Provided material:
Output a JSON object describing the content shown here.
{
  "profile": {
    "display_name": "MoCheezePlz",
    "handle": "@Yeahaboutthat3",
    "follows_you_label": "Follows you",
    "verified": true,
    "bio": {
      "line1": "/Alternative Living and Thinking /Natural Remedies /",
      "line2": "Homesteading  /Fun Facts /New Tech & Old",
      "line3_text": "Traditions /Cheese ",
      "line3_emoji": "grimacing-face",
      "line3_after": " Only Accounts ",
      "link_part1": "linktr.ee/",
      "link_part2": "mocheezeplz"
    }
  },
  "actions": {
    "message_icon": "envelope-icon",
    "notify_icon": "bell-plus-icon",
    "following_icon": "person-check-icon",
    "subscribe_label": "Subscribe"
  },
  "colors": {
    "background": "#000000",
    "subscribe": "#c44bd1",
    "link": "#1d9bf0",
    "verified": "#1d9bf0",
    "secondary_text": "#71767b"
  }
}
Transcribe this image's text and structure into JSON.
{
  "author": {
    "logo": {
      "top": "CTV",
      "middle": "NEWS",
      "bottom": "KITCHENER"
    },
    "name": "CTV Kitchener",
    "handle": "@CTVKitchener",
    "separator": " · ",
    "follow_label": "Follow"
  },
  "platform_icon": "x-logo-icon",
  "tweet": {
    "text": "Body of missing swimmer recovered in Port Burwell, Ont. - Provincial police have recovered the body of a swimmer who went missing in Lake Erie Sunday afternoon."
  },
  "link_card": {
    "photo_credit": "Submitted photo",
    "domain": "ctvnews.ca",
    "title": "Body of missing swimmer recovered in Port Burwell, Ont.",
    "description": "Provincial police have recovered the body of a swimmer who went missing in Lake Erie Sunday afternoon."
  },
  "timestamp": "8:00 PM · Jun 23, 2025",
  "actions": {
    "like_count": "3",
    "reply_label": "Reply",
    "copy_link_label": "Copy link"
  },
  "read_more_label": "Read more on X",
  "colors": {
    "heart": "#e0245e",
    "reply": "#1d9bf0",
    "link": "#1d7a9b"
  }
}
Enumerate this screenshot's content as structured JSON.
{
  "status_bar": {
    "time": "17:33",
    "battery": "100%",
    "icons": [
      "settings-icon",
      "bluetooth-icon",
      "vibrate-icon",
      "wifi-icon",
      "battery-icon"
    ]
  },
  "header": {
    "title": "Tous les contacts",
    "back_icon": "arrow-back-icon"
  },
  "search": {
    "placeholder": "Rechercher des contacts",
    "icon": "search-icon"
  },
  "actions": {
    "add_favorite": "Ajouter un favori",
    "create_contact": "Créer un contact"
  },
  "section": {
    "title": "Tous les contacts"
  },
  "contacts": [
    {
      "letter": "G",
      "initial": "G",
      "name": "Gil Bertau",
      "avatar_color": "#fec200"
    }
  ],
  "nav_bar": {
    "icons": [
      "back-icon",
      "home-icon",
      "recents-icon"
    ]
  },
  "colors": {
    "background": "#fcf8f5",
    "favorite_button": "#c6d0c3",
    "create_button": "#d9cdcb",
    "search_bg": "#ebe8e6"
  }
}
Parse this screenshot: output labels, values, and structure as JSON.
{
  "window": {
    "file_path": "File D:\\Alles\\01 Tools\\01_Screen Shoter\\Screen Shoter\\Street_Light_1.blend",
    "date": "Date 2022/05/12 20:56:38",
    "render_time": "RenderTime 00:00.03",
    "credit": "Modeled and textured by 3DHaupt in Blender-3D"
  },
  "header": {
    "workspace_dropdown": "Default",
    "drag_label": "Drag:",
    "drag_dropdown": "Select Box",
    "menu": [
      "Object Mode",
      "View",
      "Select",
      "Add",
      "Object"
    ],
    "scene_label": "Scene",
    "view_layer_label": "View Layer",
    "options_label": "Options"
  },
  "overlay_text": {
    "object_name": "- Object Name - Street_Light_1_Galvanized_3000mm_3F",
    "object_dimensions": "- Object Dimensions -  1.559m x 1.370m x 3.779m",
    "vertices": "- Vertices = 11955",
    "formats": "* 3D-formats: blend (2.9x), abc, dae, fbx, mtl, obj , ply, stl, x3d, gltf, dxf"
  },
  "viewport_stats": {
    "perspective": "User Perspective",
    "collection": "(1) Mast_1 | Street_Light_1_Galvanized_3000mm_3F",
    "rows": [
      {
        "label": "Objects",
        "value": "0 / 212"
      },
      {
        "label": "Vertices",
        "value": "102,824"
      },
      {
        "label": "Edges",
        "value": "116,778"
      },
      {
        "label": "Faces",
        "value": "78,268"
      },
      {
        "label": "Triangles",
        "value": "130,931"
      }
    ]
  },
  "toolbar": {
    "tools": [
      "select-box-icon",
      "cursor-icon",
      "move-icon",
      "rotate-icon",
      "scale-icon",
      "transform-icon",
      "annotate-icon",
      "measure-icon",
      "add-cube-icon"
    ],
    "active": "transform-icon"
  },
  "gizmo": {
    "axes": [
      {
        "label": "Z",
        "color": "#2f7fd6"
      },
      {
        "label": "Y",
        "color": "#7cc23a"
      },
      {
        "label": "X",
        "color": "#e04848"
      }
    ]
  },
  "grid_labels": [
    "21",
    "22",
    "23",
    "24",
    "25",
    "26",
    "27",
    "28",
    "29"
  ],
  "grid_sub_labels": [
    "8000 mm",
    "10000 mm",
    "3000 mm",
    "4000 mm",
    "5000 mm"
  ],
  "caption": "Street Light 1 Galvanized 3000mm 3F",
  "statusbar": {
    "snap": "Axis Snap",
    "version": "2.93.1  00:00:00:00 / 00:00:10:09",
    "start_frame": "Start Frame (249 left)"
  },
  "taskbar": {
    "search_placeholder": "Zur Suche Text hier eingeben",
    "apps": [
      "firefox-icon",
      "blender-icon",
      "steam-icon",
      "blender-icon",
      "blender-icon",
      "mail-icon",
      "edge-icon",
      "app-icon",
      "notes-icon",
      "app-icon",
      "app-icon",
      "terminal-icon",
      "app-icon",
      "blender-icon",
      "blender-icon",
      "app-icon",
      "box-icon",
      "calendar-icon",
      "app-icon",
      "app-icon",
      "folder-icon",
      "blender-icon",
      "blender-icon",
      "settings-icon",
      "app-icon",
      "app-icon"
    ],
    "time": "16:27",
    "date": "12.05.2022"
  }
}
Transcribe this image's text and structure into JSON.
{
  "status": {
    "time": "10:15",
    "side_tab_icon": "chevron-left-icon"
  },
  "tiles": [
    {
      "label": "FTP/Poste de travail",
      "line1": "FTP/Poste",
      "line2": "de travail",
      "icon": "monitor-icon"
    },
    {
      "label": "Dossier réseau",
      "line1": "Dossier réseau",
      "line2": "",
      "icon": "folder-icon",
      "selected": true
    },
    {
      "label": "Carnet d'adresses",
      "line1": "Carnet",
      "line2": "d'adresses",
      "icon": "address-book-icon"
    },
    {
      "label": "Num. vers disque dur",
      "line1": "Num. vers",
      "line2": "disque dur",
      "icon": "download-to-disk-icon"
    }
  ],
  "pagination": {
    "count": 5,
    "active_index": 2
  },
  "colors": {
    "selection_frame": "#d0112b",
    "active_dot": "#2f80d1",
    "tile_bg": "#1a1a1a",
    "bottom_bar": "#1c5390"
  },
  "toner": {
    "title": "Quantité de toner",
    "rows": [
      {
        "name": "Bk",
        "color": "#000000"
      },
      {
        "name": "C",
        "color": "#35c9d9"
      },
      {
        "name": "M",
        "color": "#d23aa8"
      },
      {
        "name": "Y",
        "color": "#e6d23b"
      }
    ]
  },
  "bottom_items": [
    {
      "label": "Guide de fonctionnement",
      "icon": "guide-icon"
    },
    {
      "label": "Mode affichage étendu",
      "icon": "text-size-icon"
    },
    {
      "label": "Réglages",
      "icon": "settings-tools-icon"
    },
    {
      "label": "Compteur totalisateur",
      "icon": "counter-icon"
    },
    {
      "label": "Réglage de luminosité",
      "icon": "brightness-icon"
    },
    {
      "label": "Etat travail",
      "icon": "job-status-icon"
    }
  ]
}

Given exercise: Each line that holds the word "Vertices" should be extracted from the records.

Result for this exercise:
    "vertices": "- Vertices = 11955",
        "label": "Vertices",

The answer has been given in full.